## Task prompt
Extract the listing in its entirety, keeping each line identical to the original.

(Records from a data collection)
----

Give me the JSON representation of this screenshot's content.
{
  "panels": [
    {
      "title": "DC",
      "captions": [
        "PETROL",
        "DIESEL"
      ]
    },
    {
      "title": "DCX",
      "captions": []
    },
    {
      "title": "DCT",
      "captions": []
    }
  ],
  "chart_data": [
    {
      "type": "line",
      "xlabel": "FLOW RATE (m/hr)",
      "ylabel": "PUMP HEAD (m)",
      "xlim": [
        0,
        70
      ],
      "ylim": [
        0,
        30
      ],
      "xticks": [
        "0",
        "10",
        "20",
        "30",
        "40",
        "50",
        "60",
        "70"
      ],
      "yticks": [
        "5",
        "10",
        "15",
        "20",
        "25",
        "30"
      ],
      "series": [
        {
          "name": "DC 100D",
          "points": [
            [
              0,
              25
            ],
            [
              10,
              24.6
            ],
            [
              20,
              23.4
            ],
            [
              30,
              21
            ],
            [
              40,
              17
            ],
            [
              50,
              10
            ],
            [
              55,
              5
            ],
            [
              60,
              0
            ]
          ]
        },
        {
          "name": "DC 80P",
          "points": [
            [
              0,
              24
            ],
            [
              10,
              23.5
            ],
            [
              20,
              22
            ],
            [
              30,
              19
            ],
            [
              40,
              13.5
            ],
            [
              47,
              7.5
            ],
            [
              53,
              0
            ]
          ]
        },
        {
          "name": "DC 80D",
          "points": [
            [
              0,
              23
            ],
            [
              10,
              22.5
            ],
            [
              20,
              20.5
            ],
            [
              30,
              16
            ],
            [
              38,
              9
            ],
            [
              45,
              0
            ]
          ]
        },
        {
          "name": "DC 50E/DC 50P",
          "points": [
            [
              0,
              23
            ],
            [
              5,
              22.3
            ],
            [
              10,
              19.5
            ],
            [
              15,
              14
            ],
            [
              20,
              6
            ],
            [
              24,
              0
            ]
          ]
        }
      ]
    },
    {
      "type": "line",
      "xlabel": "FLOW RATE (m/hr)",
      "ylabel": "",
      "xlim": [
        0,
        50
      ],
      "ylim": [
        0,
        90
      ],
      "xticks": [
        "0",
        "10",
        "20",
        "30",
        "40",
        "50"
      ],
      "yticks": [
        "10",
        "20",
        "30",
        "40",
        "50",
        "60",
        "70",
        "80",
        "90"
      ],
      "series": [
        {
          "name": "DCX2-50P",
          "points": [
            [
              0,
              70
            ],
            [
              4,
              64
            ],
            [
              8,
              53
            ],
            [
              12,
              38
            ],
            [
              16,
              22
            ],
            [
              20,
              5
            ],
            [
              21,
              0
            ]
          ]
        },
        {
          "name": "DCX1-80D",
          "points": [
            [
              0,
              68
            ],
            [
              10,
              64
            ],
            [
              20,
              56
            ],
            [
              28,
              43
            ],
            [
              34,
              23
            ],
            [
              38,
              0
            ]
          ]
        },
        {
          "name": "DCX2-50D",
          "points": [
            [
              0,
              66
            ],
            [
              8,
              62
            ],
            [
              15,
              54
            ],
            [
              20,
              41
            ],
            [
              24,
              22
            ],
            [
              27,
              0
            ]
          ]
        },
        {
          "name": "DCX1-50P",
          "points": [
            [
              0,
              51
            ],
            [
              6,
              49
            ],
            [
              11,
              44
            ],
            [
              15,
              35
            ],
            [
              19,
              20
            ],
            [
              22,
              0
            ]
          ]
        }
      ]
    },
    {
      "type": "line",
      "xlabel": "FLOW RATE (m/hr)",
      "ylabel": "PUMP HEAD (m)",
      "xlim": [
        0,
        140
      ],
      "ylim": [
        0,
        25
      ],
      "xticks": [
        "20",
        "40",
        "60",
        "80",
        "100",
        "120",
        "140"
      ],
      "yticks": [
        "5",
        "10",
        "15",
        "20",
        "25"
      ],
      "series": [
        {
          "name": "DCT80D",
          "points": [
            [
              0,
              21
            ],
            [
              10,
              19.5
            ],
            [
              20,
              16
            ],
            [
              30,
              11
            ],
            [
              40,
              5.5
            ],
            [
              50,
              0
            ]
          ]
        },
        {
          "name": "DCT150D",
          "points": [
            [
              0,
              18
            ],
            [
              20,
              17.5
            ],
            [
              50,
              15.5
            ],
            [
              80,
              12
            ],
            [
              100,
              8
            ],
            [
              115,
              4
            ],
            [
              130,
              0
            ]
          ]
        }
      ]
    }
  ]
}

----

## The response
Give me the JSON representation of this screenshot's content.
{
  "panels": [
    {
      "title": "DC",
      "captions": [
        "PETROL",
        "DIESEL"
      ]
    },
    {
      "title": "DCX",
      "captions": []
    },
    {
      "title": "DCT",
      "captions": []
    }
  ],
  "chart_data": [
    {
      "type": "line",
      "xlabel": "FLOW RATE (m/hr)",
      "ylabel": "PUMP HEAD (m)",
      "xlim": [
        0,
        70
      ],
      "ylim": [
        0,
        30
      ],
      "xticks": [
        "0",
        "10",
        "20",
        "30",
        "40",
        "50",
        "60",
        "70"
      ],
      "yticks": [
        "5",
        "10",
        "15",
        "20",
        "25",
        "30"
      ],
      "series": [
        {
          "name": "DC 100D",
          "points": [
            [
              0,
              25
            ],
            [
              10,
              24.6
            ],
            [
              20,
              23.4
            ],
            [
              30,
              21
            ],
            [
              40,
              17
            ],
            [
              50,
              10
            ],
            [
              55,
              5
            ],
            [
              60,
              0
            ]
          ]
        },
        {
          "name": "DC 80P",
          "points": [
            [
              0,
              24
            ],
            [
              10,
              23.5
            ],
            [
              20,
              22
            ],
            [
              30,
              19
            ],
            [
              40,
              13.5
            ],
            [
              47,
              7.5
            ],
            [
              53,
              0
            ]
          ]
        },
        {
          "name": "DC 80D",
          "points": [
            [
              0,
              23
            ],
            [
              10,
              22.5
            ],
            [
              20,
              20.5
            ],
            [
              30,
              16
            ],
            [
              38,
              9
            ],
            [
              45,
              0
            ]
          ]
        },
        {
          "name": "DC 50E/DC 50P",
          "points": [
            [
              0,
              23
            ],
            [
              5,
              22.3
            ],
            [
              10,
              19.5
            ],
            [
              15,
              14
            ],
            [
              20,
              6
            ],
            [
              24,
              0
            ]
          ]
        }
      ]
    },
    {
      "type": "line",
      "xlabel": "FLOW RATE (m/hr)",
      "ylabel": "",
      "xlim": [
        0,
        50
      ],
      "ylim": [
        0,
        90
      ],
      "xticks": [
        "0",
        "10",
        "20",
        "30",
        "40",
        "50"
      ],
      "yticks": [
        "10",
        "20",
        "30",
        "40",
        "50",
        "60",
        "70",
        "80",
        "90"
      ],
      "series": [
        {
          "name": "DCX2-50P",
          "points": [
            [
              0,
              70
            ],
            [
              4,
              64
            ],
            [
              8,
              53
            ],
            [
              12,
              38
            ],
            [
              16,
              22
            ],
            [
              20,
              5
            ],
            [
              21,
              0
            ]
          ]
        },
        {
          "name": "DCX1-80D",
          "points": [
            [
              0,
              68
            ],
            [
              10,
              64
            ],
            [
              20,
              56
            ],
            [
              28,
              43
            ],
            [
              34,
              23
            ],
            [
              38,
              0
            ]
          ]
        },
        {
          "name": "DCX2-50D",
          "points": [
            [
              0,
              66
            ],
            [
              8,
              62
            ],
            [
              15,
              54
            ],
            [
              20,
              41
            ],
            [
              24,
              22
            ],
            [
              27,
              0
            ]
          ]
        },
        {
          "name": "DCX1-50P",
          "points": [
            [
              0,
              51
            ],
            [
              6,
              49
            ],
            [
              11,
              44
            ],
            [
              15,
              35
            ],
            [
              19,
              20
            ],
            [
              22,
              0
            ]
          ]
        }
      ]
    },
    {
      "type": "line",
      "xlabel": "FLOW RATE (m/hr)",
      "ylabel": "PUMP HEAD (m)",
      "xlim": [
        0,
        140
      ],
      "ylim": [
        0,
        25
      ],
      "xticks": [
        "20",
        "40",
        "60",
        "80",
        "100",
        "120",
        "140"
      ],
      "yticks": [
        "5",
        "10",
        "15",
        "20",
        "25"
      ],
      "series": [
        {
          "name": "DCT80D",
          "points": [
            [
              0,
              21
            ],
            [
              10,
              19.5
            ],
            [
              20,
              16
            ],
            [
              30,
              11
            ],
            [
              40,
              5.5
            ],
            [
              50,
              0
            ]
          ]
        },
        {
          "name": "DCT150D",
          "points": [
            [
              0,
              18
            ],
            [
              20,
              17.5
            ],
            [
              50,
              15.5
            ],
            [
              80,
              12
            ],
            [
              100,
              8
            ],
            [
              115,
              4
            ],
            [
              130,
              0
            ]
          ]
        }
      ]
    }
  ]
}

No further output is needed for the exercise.